── Text shown ──
For over 50 years, the Worthington Historical Society has collected the artifacts and objects that embody Worthington's past, to ensure that the stories they tell are shared with future generations. As the WHS collections and programs grow, so does the need to care for, exhibit, and share the treasures and stories of the city's past and to prepare for its history yet to come.
We invite you to help us meet this challenge by supporting the Worthington Historical Society through a variety of giving opportunities we have available.
Support our newest project, the Bricks and Mortar Campaign for the Orange Johnson House
or
Make a Gift to our Annual Fund
When you make a tax-deductible gift of any size you are keeping history alive!
Annual Fund
By interpreting Worthington's history and the role the city has played instate and local history, the WHS enables its visitors-on-site, on-line and from across the state and country-to understand their own place in the world.
The Worthington Historical Society's Annual Fund represents contributions above and beyond membership dues. These contributions provide the funds necessary for the WHS to present and expand its educational programs and exhibitions, maintain and improve its facilities, and preserve and interpret its extensive collections.
The society possesses a significant collection of Worthington cultural artifacts and historical material and an extensive collection of books, manuscripts, photographs, and genealogical records in our library and archives, the society serves as the leading authority on Worthington's past.
───
* **Aim A**
According to the historical society text, what kinds of material does the society keep in its library and archives?
* **Aim B**
For each statement, say whether it agrees with the historical society text and quote the deciding words: (i) The society has been collecting artifacts for more than 50 years. (ii) Annual Fund contributions take the place of membership dues. (iii) Only gifts above a set minimum are tax-deductible.
* **Aim C**
Return the part of the historical society text starting with "Support our newest" and going on through "keeping history alive!".
The rows are separate material and are not part of the historical society text.
── Supplied material ──
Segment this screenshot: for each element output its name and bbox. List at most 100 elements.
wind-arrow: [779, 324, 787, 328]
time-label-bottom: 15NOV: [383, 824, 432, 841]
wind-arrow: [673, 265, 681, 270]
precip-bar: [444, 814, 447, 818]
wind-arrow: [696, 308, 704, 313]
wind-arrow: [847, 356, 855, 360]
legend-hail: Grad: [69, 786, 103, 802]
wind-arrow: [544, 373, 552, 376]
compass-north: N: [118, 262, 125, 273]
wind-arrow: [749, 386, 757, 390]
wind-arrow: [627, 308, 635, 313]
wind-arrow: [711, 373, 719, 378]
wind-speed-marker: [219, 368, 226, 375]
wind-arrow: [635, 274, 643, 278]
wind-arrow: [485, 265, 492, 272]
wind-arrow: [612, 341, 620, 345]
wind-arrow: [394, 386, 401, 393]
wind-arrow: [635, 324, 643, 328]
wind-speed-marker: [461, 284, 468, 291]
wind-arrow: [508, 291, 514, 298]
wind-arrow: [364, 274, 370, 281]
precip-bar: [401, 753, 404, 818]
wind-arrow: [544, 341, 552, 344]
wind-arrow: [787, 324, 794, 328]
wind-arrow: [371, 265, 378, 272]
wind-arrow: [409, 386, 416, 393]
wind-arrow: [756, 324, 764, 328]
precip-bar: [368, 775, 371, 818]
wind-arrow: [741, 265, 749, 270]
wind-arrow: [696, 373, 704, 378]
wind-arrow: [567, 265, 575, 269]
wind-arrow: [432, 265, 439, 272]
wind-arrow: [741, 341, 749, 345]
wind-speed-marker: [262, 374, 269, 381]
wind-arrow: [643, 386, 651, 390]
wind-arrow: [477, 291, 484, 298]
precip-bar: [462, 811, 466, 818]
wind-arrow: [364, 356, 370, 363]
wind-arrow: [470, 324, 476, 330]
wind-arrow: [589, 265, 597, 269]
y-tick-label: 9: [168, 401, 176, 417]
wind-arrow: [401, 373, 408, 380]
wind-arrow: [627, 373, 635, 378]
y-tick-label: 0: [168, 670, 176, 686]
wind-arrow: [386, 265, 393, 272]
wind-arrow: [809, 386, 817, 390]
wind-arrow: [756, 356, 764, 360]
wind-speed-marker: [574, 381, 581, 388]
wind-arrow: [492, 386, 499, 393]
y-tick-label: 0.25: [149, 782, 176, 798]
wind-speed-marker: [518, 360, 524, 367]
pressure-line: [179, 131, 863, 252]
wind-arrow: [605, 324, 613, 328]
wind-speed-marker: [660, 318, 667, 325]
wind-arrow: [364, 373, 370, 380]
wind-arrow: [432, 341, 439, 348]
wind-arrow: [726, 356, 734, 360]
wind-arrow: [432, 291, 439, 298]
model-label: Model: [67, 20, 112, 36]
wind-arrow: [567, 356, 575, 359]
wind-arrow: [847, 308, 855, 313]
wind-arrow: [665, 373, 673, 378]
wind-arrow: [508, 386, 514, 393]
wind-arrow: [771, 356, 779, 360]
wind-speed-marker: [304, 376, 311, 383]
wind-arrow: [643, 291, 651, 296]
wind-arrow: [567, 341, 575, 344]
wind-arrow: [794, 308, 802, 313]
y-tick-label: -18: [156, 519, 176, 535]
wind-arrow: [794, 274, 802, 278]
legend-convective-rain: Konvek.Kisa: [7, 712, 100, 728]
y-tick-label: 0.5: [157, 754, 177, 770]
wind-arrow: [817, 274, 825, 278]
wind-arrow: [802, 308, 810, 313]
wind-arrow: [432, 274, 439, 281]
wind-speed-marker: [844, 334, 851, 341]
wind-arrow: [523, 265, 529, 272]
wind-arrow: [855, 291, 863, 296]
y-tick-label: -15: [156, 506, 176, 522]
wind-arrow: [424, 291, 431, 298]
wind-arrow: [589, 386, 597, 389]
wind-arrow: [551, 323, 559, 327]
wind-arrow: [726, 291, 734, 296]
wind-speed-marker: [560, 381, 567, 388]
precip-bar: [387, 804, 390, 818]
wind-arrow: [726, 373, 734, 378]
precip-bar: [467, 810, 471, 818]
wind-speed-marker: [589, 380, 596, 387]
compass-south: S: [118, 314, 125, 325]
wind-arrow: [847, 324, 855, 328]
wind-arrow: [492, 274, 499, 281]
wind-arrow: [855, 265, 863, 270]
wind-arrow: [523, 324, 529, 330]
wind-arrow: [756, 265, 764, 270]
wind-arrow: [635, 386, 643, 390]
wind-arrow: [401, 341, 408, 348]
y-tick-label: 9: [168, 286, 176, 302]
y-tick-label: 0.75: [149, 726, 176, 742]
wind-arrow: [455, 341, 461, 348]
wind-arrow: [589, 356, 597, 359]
───
* **Task result A**
Books, manuscripts, photographs, and genealogical records.

* **Task result B**
(i) Yes: "For over 50 years, the Worthington Historical Society has collected the artifacts and objects"
(ii) No: "contributions above and beyond membership dues"
(iii) No: "a tax-deductible gift of any size"

* **Task result C**
Support our newest project, the Bricks and Mortar Campaign for the Orange Johnson House
or
Make a Gift to our Annual Fund
When you make a tax-deductible gift of any size you are keeping history alive!